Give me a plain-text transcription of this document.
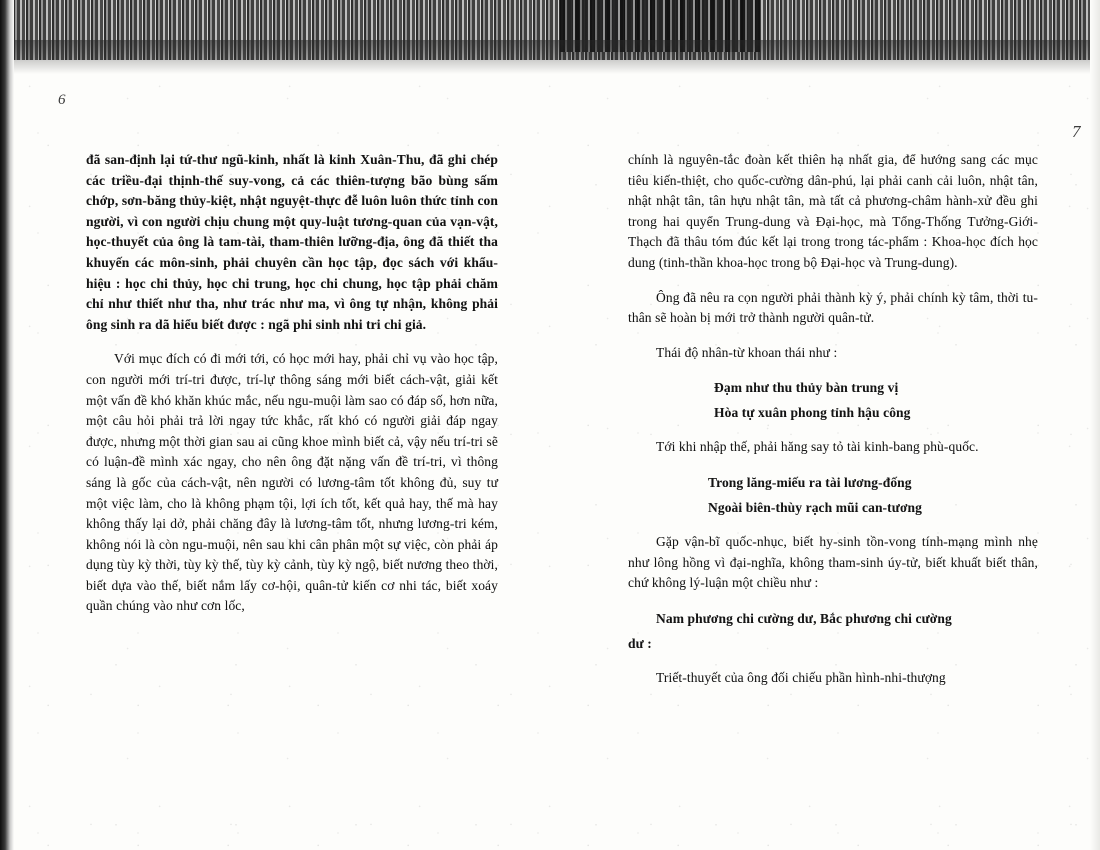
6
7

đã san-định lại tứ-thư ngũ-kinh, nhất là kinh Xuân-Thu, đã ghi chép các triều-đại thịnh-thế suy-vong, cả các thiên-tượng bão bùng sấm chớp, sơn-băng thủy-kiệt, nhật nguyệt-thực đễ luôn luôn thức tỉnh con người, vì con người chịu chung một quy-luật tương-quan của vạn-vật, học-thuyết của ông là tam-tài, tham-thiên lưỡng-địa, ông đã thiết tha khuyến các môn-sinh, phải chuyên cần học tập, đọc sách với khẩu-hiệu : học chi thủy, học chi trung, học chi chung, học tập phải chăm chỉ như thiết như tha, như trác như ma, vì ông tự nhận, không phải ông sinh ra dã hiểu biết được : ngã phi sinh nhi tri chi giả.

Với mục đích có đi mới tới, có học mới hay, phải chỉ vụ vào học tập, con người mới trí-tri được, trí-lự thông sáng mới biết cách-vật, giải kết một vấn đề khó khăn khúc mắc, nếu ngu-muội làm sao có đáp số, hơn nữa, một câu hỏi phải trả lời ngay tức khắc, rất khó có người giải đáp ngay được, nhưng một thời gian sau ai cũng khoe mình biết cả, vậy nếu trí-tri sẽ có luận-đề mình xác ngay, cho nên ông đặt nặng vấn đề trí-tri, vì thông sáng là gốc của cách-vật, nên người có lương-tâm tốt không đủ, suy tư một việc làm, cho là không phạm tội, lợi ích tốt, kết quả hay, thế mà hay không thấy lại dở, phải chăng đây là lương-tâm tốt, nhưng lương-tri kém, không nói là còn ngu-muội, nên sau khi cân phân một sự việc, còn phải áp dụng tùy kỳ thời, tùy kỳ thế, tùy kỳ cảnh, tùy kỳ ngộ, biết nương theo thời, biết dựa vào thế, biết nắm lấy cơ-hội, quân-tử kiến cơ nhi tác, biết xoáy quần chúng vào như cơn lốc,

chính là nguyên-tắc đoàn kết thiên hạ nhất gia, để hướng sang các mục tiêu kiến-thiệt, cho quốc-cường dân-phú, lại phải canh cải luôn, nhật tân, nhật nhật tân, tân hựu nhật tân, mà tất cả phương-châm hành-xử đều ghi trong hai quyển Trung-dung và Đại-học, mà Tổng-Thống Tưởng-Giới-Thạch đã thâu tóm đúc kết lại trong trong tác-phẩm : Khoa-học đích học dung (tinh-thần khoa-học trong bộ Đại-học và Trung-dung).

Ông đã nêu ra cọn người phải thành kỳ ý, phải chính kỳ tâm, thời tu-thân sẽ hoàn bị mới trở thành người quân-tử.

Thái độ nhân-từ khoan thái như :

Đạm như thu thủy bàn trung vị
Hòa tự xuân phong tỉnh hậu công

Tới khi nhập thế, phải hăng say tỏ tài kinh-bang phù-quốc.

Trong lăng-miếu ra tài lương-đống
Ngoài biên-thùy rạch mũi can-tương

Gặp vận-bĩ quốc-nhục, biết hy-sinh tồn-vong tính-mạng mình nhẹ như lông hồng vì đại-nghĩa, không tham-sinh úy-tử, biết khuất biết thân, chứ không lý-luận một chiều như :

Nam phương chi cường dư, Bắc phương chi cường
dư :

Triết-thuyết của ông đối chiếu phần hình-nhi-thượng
☆ ☆ ☆ ☆ ☆ ☆ ☆
What is being asked:
Transcribe all the data word for word; the images stay out.

Expected answer:
Give me a plain-text transcription of this document.
6
7

đã san-định lại tứ-thư ngũ-kinh, nhất là kinh Xuân-Thu, đã ghi chép các triều-đại thịnh-thế suy-vong, cả các thiên-tượng bão bùng sấm chớp, sơn-băng thủy-kiệt, nhật nguyệt-thực đễ luôn luôn thức tỉnh con người, vì con người chịu chung một quy-luật tương-quan của vạn-vật, học-thuyết của ông là tam-tài, tham-thiên lưỡng-địa, ông đã thiết tha khuyến các môn-sinh, phải chuyên cần học tập, đọc sách với khẩu-hiệu : học chi thủy, học chi trung, học chi chung, học tập phải chăm chỉ như thiết như tha, như trác như ma, vì ông tự nhận, không phải ông sinh ra dã hiểu biết được : ngã phi sinh nhi tri chi giả.

Với mục đích có đi mới tới, có học mới hay, phải chỉ vụ vào học tập, con người mới trí-tri được, trí-lự thông sáng mới biết cách-vật, giải kết một vấn đề khó khăn khúc mắc, nếu ngu-muội làm sao có đáp số, hơn nữa, một câu hỏi phải trả lời ngay tức khắc, rất khó có người giải đáp ngay được, nhưng một thời gian sau ai cũng khoe mình biết cả, vậy nếu trí-tri sẽ có luận-đề mình xác ngay, cho nên ông đặt nặng vấn đề trí-tri, vì thông sáng là gốc của cách-vật, nên người có lương-tâm tốt không đủ, suy tư một việc làm, cho là không phạm tội, lợi ích tốt, kết quả hay, thế mà hay không thấy lại dở, phải chăng đây là lương-tâm tốt, nhưng lương-tri kém, không nói là còn ngu-muội, nên sau khi cân phân một sự việc, còn phải áp dụng tùy kỳ thời, tùy kỳ thế, tùy kỳ cảnh, tùy kỳ ngộ, biết nương theo thời, biết dựa vào thế, biết nắm lấy cơ-hội, quân-tử kiến cơ nhi tác, biết xoáy quần chúng vào như cơn lốc,

chính là nguyên-tắc đoàn kết thiên hạ nhất gia, để hướng sang các mục tiêu kiến-thiệt, cho quốc-cường dân-phú, lại phải canh cải luôn, nhật tân, nhật nhật tân, tân hựu nhật tân, mà tất cả phương-châm hành-xử đều ghi trong hai quyển Trung-dung và Đại-học, mà Tổng-Thống Tưởng-Giới-Thạch đã thâu tóm đúc kết lại trong trong tác-phẩm : Khoa-học đích học dung (tinh-thần khoa-học trong bộ Đại-học và Trung-dung).

Ông đã nêu ra cọn người phải thành kỳ ý, phải chính kỳ tâm, thời tu-thân sẽ hoàn bị mới trở thành người quân-tử.

Thái độ nhân-từ khoan thái như :

Đạm như thu thủy bàn trung vị
Hòa tự xuân phong tỉnh hậu công

Tới khi nhập thế, phải hăng say tỏ tài kinh-bang phù-quốc.

Trong lăng-miếu ra tài lương-đống
Ngoài biên-thùy rạch mũi can-tương

Gặp vận-bĩ quốc-nhục, biết hy-sinh tồn-vong tính-mạng mình nhẹ như lông hồng vì đại-nghĩa, không tham-sinh úy-tử, biết khuất biết thân, chứ không lý-luận một chiều như :

Nam phương chi cường dư, Bắc phương chi cường
dư :

Triết-thuyết của ông đối chiếu phần hình-nhi-thượng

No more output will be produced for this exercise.